[BEGIN]

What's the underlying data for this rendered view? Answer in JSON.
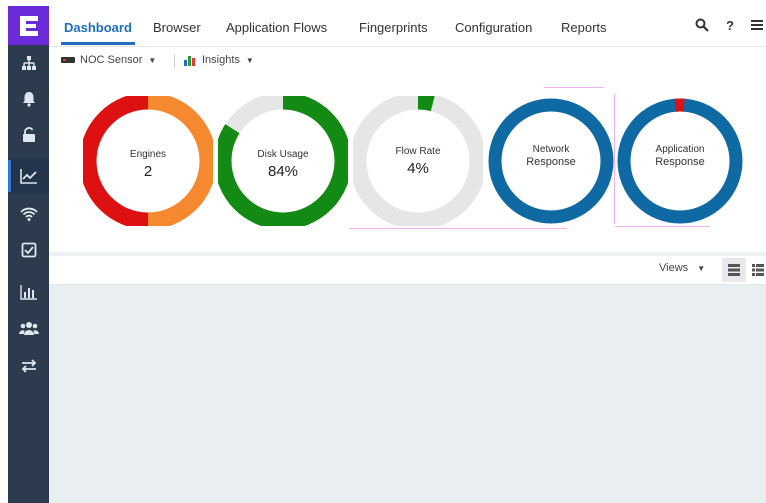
{
  "logo": {
    "icon": "brand-e-logo",
    "color": "#6c2bd9"
  },
  "sidebar": {
    "items": [
      {
        "icon": "network-topology-icon"
      },
      {
        "icon": "bell-icon"
      },
      {
        "icon": "lock-icon"
      },
      {
        "icon": "line-chart-icon",
        "active": true
      },
      {
        "icon": "wifi-icon"
      },
      {
        "icon": "checkbox-icon"
      },
      {
        "icon": "bar-chart-icon"
      },
      {
        "icon": "users-icon"
      },
      {
        "icon": "swap-arrows-icon"
      }
    ]
  },
  "tabs": [
    {
      "label": "Dashboard",
      "active": true
    },
    {
      "label": "Browser"
    },
    {
      "label": "Application Flows"
    },
    {
      "label": "Fingerprints"
    },
    {
      "label": "Configuration"
    },
    {
      "label": "Reports"
    }
  ],
  "top_icons": {
    "search": "search-icon",
    "help": "?",
    "menu": "menu-icon"
  },
  "subbar": {
    "sensor": "NOC Sensor",
    "insights": "Insights"
  },
  "gauges": [
    {
      "label": "Engines",
      "value": "2"
    },
    {
      "label": "Disk Usage",
      "value": "84%"
    },
    {
      "label": "Flow Rate",
      "value": "4%"
    },
    {
      "label": "Network",
      "label2": "Response"
    },
    {
      "label": "Application",
      "label2": "Response"
    }
  ],
  "views": {
    "label": "Views"
  },
  "colors": {
    "red": "#dd1111",
    "orange": "#f4892f",
    "green": "#138a13",
    "blue": "#0f6aa3",
    "track": "#e6e6e6",
    "sidebar": "#2c3b4e",
    "accent": "#1f6fbd"
  }
}
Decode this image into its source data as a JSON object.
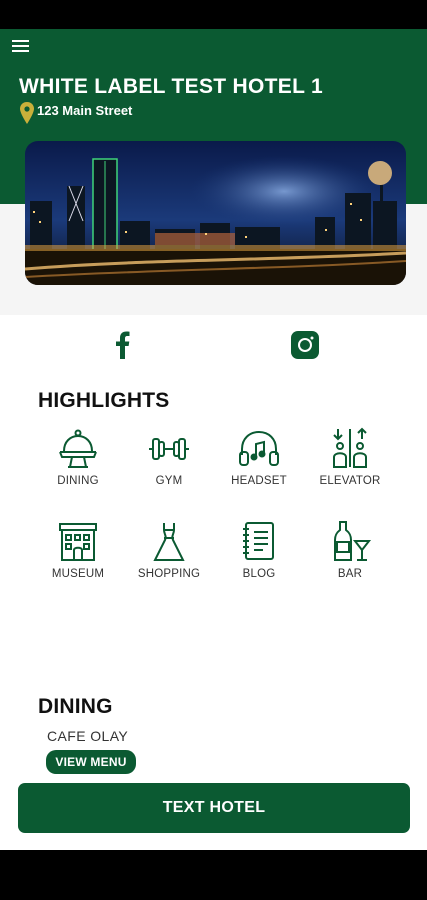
{
  "header": {
    "title": "WHITE LABEL TEST HOTEL 1",
    "address": "123 Main Street",
    "menu_icon": "hamburger-menu-icon",
    "pin_icon": "location-pin-icon",
    "pin_color": "#c9b03a"
  },
  "hero": {
    "image": "city-skyline-night"
  },
  "social": [
    {
      "name": "facebook",
      "icon": "facebook-icon"
    },
    {
      "name": "instagram",
      "icon": "instagram-icon"
    }
  ],
  "highlights": {
    "title": "HIGHLIGHTS",
    "items": [
      {
        "label": "DINING",
        "icon": "dining-cloche-icon"
      },
      {
        "label": "GYM",
        "icon": "dumbbell-icon"
      },
      {
        "label": "HEADSET",
        "icon": "headphones-icon"
      },
      {
        "label": "ELEVATOR",
        "icon": "elevator-icon"
      },
      {
        "label": "MUSEUM",
        "icon": "museum-building-icon"
      },
      {
        "label": "SHOPPING",
        "icon": "dress-icon"
      },
      {
        "label": "BLOG",
        "icon": "notebook-icon"
      },
      {
        "label": "BAR",
        "icon": "wine-bottle-glass-icon"
      }
    ]
  },
  "dining": {
    "title": "DINING",
    "restaurant": "CAFE OLAY",
    "button": "VIEW MENU"
  },
  "cta": {
    "label": "TEXT HOTEL"
  },
  "colors": {
    "brand": "#0b5a32",
    "white": "#ffffff"
  }
}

[END]

From the entries above, return each line with the word "HOTEL" in it.

Task result:
    "title": "WHITE LABEL TEST HOTEL 1",
    "label": "TEXT HOTEL"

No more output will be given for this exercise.